PAGE EXTRACT:
-- Start --

Simone: But for the vast majority of us in our experience, we have only occupied roles where we don't even get to touch the money. And if you've never been in those rooms where people decide who gets the money, where the money is going, you don't have any lived reality of having that power yourself. 

Right? So therefore, you will always believe that you don't belong there. That it's not for you. That you couldn't do a better job. That you couldn't be more just with this money. 

And so that's why I think business is our most direct route to a person having autonomy over capital. Because of course, the other routes still exist — grant making, philanthropy, you know, all these structures. But the thing is they're so slow and they're so subject to fickle decision making. 

Who's on the board? Who's making decisions? Who decided the, the criteria for this grant? How much hoops do you have to jump through? How much unpaid labor do you have to do in order to get this amount of money? Like when you think about the return on investment of writing a grant, it's like — yeah, we got $10,000, but it took us like 120 hours of labor to get it.

Simone: And you're lucky if you get selected. A very tiny percentage of people who apply for grants get them. Most of the time you're gonna go through all that and not get anything at all. Not to mention, um, the degree to which you have to like, soften and whitewash your language and make it palatable to whoever might be on the grant committee who could be well-intentioned but probably are not even like members or from the community that you're trying to serve. 

I mean, I have stories from my nonprofit days where, you know, I was teaching English to immigrant kids at a public school, and there was this elderly white woman, you know, on the nonprofit board who would come in to observe me and my students. And the degree to which she just had zero understanding of what our students needed or what good teaching for English language learners looked like. And yet, you know, all the people who are actually doing the work, we have to bend over backwards to keep the donors and the board members happy.

Joey: Right. And I actually left the education system right at a moment when I had already paid all my dues. I was a classroom teacher for many years. I was probably like a few years away from actually being in the room where they were deciding large amounts of budget. But for me, it just took too long. 

And so I've heard stories like you're saying, about having to sort of perform, perform your worthiness, and not only perform your worthiness, but be under scrutiny. And the power dynamic of you always being underneath someone, having to justify and explain yourself. And then what if they just don't get it? What if they're just not educated or have the cultural competency to understand the groups of people that you're trying to serve? 

It's absolutely horrific. It's absolutely horrific. And meanwhile, people in other positions — they're just moving money around for their homies. They're getting bags and bags of money for their like, you know, college buddy.

Simone: Yeah, or a friend of a friend. You know, it's like, oh, so-and-so went to this school. They know someone who like, you know. It is actually who you know. Yeah. If you are well-connected with people who already have resources and power, you're gonna get it. But if you're not, you're not gonna get it. 

And most of the time the people who know the people with the money are not the people who are trying to serve marginalized communities, right? So it is designed to uphold status quo and to maintain class hierarchy. It's designed for people who are already comfortable to stay comfortable.

Joey: Yeah. But business and revenue is where we get to occupy a position of choice. We get to occupy a position of choice in multiple ways. One, how we're getting the money. We get to be choosy about how we're getting the money, where we're getting the money from, and from whom, and under what terms.

-- End --

DATA EXCERPTS:
-- Start --

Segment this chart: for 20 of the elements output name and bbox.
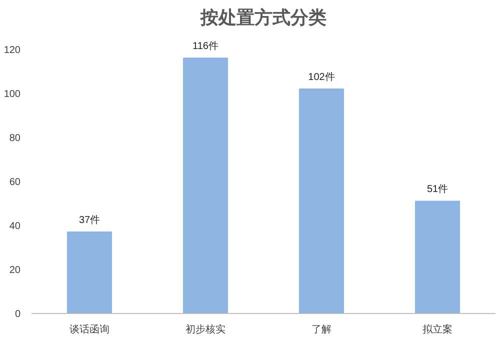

-- End --
-- Start --

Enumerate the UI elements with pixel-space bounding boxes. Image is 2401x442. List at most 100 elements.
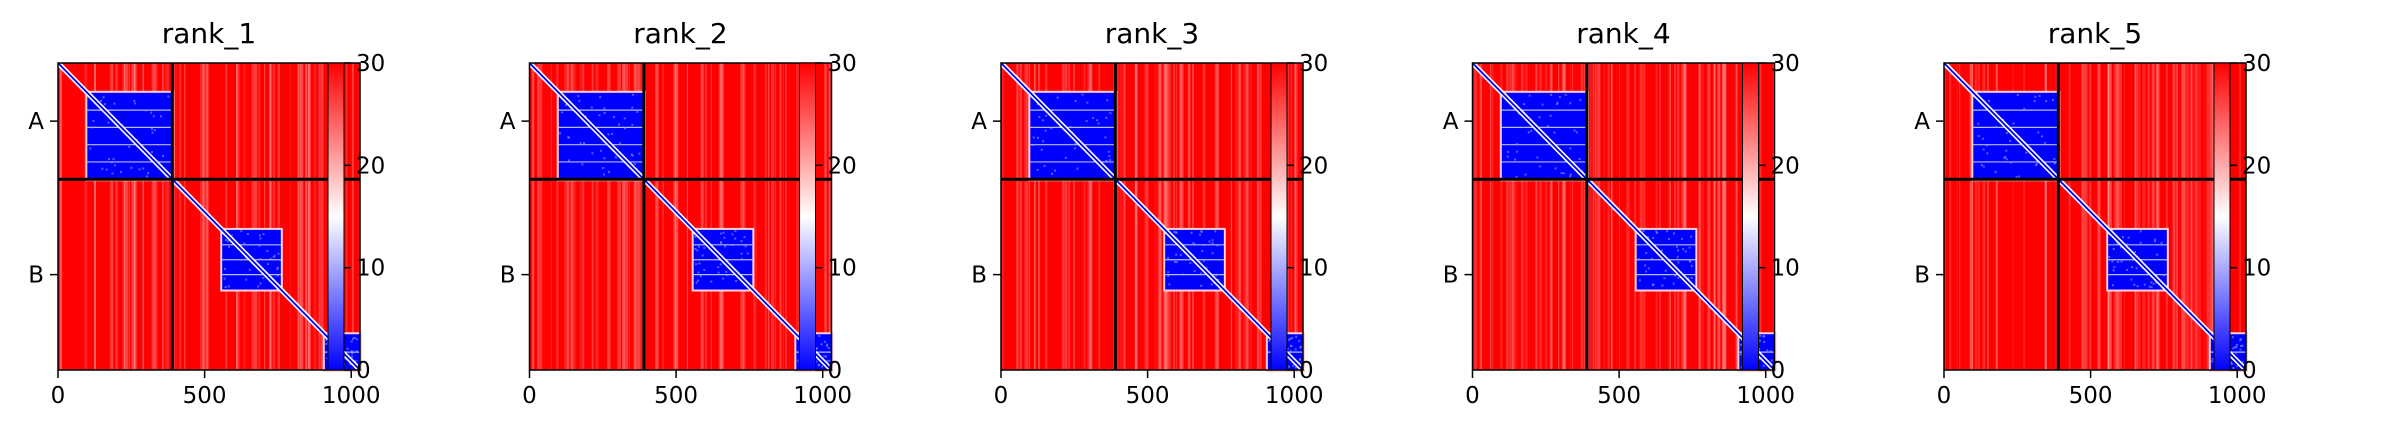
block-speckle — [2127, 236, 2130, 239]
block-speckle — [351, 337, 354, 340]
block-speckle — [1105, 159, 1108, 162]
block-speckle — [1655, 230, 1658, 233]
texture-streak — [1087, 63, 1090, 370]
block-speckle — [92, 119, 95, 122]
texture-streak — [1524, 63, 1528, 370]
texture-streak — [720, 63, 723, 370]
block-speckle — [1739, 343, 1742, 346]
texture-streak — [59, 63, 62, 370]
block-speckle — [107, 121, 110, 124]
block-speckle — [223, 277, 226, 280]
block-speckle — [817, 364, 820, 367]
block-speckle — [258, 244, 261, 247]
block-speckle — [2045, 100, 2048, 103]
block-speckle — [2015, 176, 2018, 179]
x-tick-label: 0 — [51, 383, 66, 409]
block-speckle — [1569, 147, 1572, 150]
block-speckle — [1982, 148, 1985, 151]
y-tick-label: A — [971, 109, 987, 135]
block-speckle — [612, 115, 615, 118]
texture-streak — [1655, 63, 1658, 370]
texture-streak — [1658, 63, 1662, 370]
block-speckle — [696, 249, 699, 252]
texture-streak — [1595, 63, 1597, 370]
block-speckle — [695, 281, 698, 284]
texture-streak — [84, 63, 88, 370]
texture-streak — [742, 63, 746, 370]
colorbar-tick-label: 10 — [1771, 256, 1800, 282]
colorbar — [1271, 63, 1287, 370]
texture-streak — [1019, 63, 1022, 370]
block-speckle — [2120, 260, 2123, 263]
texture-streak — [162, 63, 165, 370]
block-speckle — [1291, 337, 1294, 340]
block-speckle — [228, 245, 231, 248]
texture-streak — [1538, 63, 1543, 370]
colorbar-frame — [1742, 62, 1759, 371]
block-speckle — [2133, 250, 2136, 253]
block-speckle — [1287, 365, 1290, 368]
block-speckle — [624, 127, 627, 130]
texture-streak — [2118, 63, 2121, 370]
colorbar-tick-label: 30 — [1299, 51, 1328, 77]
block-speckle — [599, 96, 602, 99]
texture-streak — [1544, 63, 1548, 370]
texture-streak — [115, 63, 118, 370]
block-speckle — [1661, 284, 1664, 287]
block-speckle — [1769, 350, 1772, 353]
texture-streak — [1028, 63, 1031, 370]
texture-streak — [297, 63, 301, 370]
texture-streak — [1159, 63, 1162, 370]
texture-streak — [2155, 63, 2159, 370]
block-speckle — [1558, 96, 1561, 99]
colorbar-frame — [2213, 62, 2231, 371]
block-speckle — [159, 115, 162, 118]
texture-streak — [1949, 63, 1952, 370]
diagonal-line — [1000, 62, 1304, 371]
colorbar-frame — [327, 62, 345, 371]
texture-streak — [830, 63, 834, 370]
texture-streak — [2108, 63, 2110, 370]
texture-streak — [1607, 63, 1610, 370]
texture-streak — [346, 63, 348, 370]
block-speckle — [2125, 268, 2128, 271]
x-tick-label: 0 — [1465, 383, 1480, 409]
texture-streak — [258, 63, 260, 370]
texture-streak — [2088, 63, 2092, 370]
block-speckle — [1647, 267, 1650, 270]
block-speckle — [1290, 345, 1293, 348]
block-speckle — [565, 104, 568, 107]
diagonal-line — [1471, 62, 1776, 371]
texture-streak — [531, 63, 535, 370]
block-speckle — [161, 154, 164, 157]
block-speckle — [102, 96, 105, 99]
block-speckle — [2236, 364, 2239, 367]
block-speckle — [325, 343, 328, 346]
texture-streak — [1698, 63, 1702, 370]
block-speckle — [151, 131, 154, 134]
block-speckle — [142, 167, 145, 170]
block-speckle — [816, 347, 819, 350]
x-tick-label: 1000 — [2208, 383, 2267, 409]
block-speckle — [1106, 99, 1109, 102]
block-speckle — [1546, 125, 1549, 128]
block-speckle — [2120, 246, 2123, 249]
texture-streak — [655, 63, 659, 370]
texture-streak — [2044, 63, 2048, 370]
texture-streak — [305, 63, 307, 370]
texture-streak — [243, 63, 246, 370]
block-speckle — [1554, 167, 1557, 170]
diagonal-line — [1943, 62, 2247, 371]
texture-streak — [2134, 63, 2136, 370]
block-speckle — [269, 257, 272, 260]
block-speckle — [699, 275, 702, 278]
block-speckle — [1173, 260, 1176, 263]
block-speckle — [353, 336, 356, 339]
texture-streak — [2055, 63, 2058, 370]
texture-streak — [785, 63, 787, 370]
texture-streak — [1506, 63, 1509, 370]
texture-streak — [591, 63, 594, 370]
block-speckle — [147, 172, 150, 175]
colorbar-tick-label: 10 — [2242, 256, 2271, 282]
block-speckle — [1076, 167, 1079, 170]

-- End --

PROBLEMS TO WORK ON:
(a) In the conversation about business and access to money, how many hours of labor does it say it took to get a $10,000 grant?
(b) Write a continuation of the conversation about business and access to money, starting right after its last sentence.

RESPONSES BY TASK:
(a) About 120 hours.

(b)
Two, we get to be choosy about how we use that money. Where is it going? Who's benefiting? And not have to run it by a board or, or a grantmaker. 

And three, we get to do it on our own timeline.

Simone: Yes. And the speed at which money can move. Just to give you guys an example — so whenever there is a natural disaster anywhere in the world, I'm able to find grassroots organizations that are doing mutual aid in those affected areas, and I can Venmo them $5,000 immediately. 

I don't have to write a memo. I don't have to sit in a committee meeting. I don't have to like, justify to anybody. I can just do it. Like literally within five minutes, the money is there and it's in the hands of people who need it and who are gonna use it well. 

Or you know, whenever I am traveling and I meet someone who's doing incredible work — just last month, I was in Korea and I met someone who's doing work around, um, LGBTQ issues in Korea, which is really, it's really hard over there. And we just had a conversation, and at the end of it I was like, here's my Venmo. And like, you know, sent money. 

That is the kind of freedom that business money — you know, that you create through business — can give you. As opposed to, "let me put in this grant request and hopefully in six months you're gonna hear back."

Joey: Yeah, thank you for sharing those examples because that's what we're talking about. There are organizations out there doing the most life-saving work who cannot afford to have someone on salary, or to pay someone to write grant proposals. 

And so therefore they're left — the most ingenious people, the most devoted people — they're left, they have no recourse. And they're like, we just have to do what we can do with the people that are here. And that often means people are working for free or they're working and they're being extremely underpaid, or they themselves are living in poverty while they're trying to do this work. 

And so there's this huge amount of need. There's huge need. That's why I think it's so valuable, especially for people who are close to communities that they want to serve, that they begin generating the windfalls themselves, and they become the stream of capital going towards those initiatives.

### What would you do with a windfall?

Simone: So we wanna invite you, those of you listening, to ask yourself — it doesn't matter how much money you're making right now or how much savings you have, or like what your current financial situation is — if you had a windfall, what would you do? Like if you could do anything, if a million dollars dropped into your lap, what would you do with it? 

I'm not confused about what it feels like, but the exact shapes, I'm not sure. But I really do want to increase my capacity to essentially give grants — like fund things that need to be funded without them having to go through other channels. I am working on expanding my network of relationships with people doing meaningful work all across the world. 

I wanna continue to expand my capacity to just funnel funding towards projects that need it all over the world, whether it be food sovereignty projects or environmental projects or whatever. And so that's on the international scale. 

And also, like you, you know, we talk about this a lot, but I feel a very personal sense of obligation to my ancestral homelands. And I have a really big vision, which I have no idea how this is actually gonna pan out, but I see this as like a 50 year project — like spanning multiple decades — where I wanna build up my own personal and infrastructural capacity to restore and repopulate the Korean countryside. 

Yes, there are so many issues there I can't even tell you about. These are the things that Joey and I spent a lot of time talking about. And I wanna share with you guys just one more little story about what can happen. And naturally, Joey and I are sharing these stories in hopes of getting you to envision — like, what is yours, right? 

What is your vision? What is your multi-decade community project that you want to build up the capacity to funnel hard resources towards?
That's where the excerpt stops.